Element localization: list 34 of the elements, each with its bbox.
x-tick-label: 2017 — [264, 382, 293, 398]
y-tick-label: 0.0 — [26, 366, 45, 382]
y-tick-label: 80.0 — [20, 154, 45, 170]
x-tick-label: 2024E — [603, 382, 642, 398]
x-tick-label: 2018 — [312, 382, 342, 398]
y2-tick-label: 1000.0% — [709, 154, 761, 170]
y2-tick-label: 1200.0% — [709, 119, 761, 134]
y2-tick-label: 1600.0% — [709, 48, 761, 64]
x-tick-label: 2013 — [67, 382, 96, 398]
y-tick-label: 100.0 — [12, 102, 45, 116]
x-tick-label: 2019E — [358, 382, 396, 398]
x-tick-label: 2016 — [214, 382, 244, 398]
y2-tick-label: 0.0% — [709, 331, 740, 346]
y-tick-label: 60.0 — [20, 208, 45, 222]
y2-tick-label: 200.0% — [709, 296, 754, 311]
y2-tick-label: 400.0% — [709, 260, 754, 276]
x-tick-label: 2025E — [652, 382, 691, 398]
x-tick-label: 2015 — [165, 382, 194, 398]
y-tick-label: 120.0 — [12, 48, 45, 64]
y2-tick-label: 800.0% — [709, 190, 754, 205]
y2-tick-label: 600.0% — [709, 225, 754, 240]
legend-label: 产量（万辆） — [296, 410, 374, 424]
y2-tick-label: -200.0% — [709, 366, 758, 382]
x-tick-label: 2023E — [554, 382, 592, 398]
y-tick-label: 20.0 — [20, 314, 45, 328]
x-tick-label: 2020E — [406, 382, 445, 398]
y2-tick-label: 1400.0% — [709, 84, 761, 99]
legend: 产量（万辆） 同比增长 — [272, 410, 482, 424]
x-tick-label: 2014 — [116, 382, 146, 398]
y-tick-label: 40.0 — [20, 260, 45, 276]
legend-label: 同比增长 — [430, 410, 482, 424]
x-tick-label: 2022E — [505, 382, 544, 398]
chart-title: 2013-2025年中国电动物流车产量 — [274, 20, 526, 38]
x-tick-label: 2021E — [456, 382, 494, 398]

---

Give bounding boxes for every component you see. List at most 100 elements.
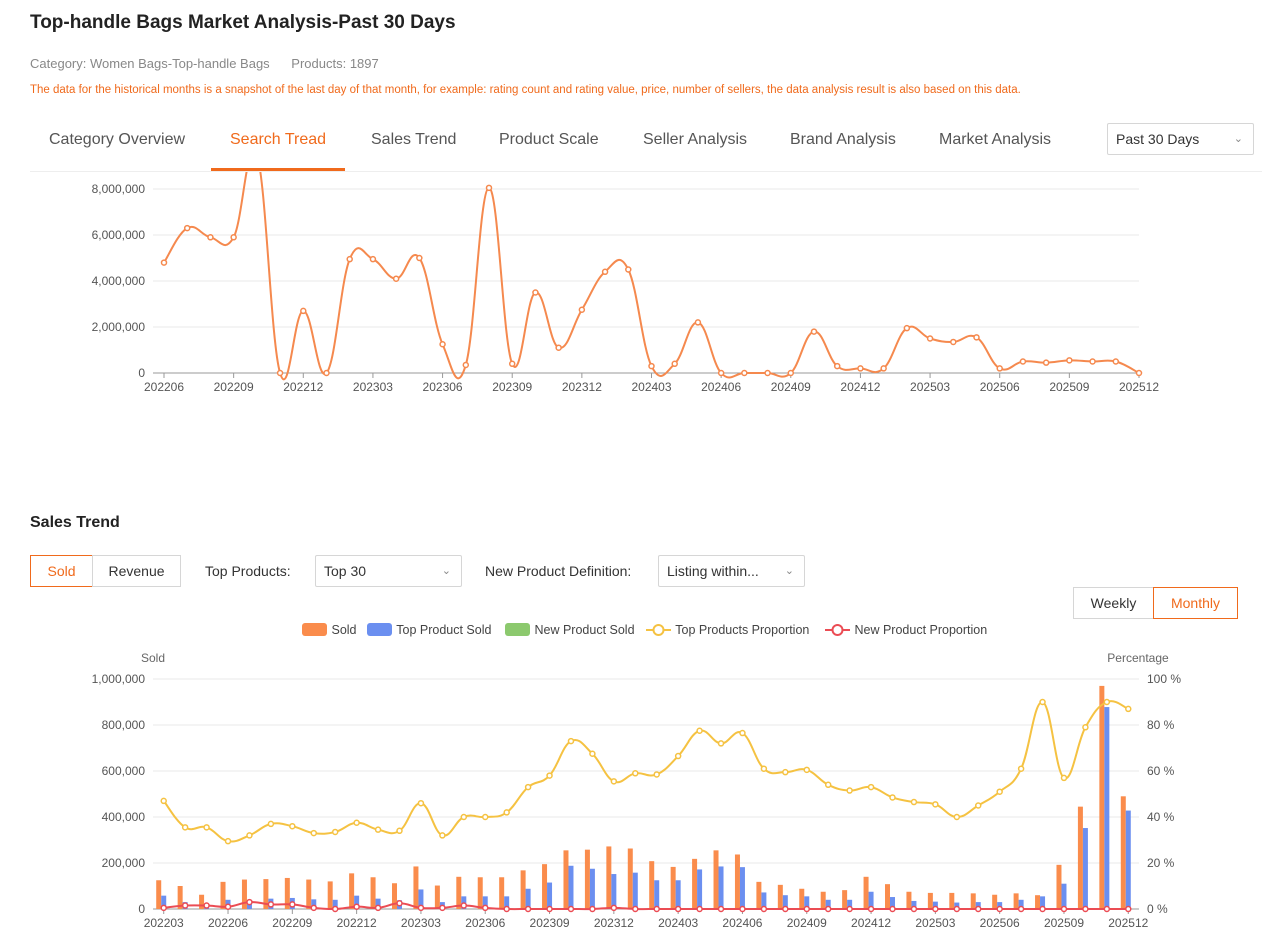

§ **Directions**: Copy out the lines starting with the line containing "Element localization: list" and going on through the line containing "x-tick-label: 2021E — [456, 382, 494, 398]", including both.

§ **Solution to the problem**:
Element localization: list 34 of the elements, each with its bbox.
x-tick-label: 2017 — [264, 382, 293, 398]
y-tick-label: 0.0 — [26, 366, 45, 382]
y-tick-label: 80.0 — [20, 154, 45, 170]
x-tick-label: 2024E — [603, 382, 642, 398]
x-tick-label: 2018 — [312, 382, 342, 398]
y2-tick-label: 1000.0% — [709, 154, 761, 170]
y2-tick-label: 1200.0% — [709, 119, 761, 134]
y2-tick-label: 1600.0% — [709, 48, 761, 64]
x-tick-label: 2013 — [67, 382, 96, 398]
y-tick-label: 100.0 — [12, 102, 45, 116]
x-tick-label: 2019E — [358, 382, 396, 398]
x-tick-label: 2016 — [214, 382, 244, 398]
y2-tick-label: 0.0% — [709, 331, 740, 346]
y-tick-label: 60.0 — [20, 208, 45, 222]
y2-tick-label: 200.0% — [709, 296, 754, 311]
y2-tick-label: 400.0% — [709, 260, 754, 276]
x-tick-label: 2025E — [652, 382, 691, 398]
x-tick-label: 2015 — [165, 382, 194, 398]
y-tick-label: 120.0 — [12, 48, 45, 64]
y2-tick-label: 800.0% — [709, 190, 754, 205]
y2-tick-label: 600.0% — [709, 225, 754, 240]
legend-label: 产量（万辆） — [296, 410, 374, 424]
y2-tick-label: -200.0% — [709, 366, 758, 382]
x-tick-label: 2023E — [554, 382, 592, 398]
y-tick-label: 20.0 — [20, 314, 45, 328]
x-tick-label: 2020E — [406, 382, 445, 398]
y2-tick-label: 1400.0% — [709, 84, 761, 99]
legend: 产量（万辆） 同比增长 — [272, 410, 482, 424]
x-tick-label: 2014 — [116, 382, 146, 398]
y-tick-label: 40.0 — [20, 260, 45, 276]
legend-label: 同比增长 — [430, 410, 482, 424]
x-tick-label: 2022E — [505, 382, 544, 398]
chart-title: 2013-2025年中国电动物流车产量 — [274, 20, 526, 38]
x-tick-label: 2021E — [456, 382, 494, 398]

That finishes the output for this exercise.